== Given instruction ==
Output all of the records exactly as written.

== Task data ==
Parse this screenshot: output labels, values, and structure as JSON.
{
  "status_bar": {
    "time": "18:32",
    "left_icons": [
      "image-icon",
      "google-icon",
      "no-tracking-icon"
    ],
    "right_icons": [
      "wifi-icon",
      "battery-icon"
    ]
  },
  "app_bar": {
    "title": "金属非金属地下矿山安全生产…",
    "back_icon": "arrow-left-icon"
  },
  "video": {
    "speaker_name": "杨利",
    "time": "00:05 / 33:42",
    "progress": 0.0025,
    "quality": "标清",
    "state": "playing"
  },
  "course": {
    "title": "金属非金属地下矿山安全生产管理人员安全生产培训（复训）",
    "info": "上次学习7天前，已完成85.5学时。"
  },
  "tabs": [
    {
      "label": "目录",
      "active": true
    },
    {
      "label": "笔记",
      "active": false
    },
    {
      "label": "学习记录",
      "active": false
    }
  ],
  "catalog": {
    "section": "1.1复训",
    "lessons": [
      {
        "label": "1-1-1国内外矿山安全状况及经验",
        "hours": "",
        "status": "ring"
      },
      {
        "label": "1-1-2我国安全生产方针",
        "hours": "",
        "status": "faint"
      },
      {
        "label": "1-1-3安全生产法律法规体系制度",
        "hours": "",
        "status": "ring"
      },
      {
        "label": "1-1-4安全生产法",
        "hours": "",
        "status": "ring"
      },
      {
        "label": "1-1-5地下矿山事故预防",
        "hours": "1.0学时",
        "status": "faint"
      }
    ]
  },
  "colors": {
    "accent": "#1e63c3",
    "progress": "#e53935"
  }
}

== Exercise solution ==
Parse this screenshot: output labels, values, and structure as JSON.
{
  "status_bar": {
    "time": "18:32",
    "left_icons": [
      "image-icon",
      "google-icon",
      "no-tracking-icon"
    ],
    "right_icons": [
      "wifi-icon",
      "battery-icon"
    ]
  },
  "app_bar": {
    "title": "金属非金属地下矿山安全生产…",
    "back_icon": "arrow-left-icon"
  },
  "video": {
    "speaker_name": "杨利",
    "time": "00:05 / 33:42",
    "progress": 0.0025,
    "quality": "标清",
    "state": "playing"
  },
  "course": {
    "title": "金属非金属地下矿山安全生产管理人员安全生产培训（复训）",
    "info": "上次学习7天前，已完成85.5学时。"
  },
  "tabs": [
    {
      "label": "目录",
      "active": true
    },
    {
      "label": "笔记",
      "active": false
    },
    {
      "label": "学习记录",
      "active": false
    }
  ],
  "catalog": {
    "section": "1.1复训",
    "lessons": [
      {
        "label": "1-1-1国内外矿山安全状况及经验",
        "hours": "",
        "status": "ring"
      },
      {
        "label": "1-1-2我国安全生产方针",
        "hours": "",
        "status": "faint"
      },
      {
        "label": "1-1-3安全生产法律法规体系制度",
        "hours": "",
        "status": "ring"
      },
      {
        "label": "1-1-4安全生产法",
        "hours": "",
        "status": "ring"
      },
      {
        "label": "1-1-5地下矿山事故预防",
        "hours": "1.0学时",
        "status": "faint"
      }
    ]
  },
  "colors": {
    "accent": "#1e63c3",
    "progress": "#e53935"
  }
}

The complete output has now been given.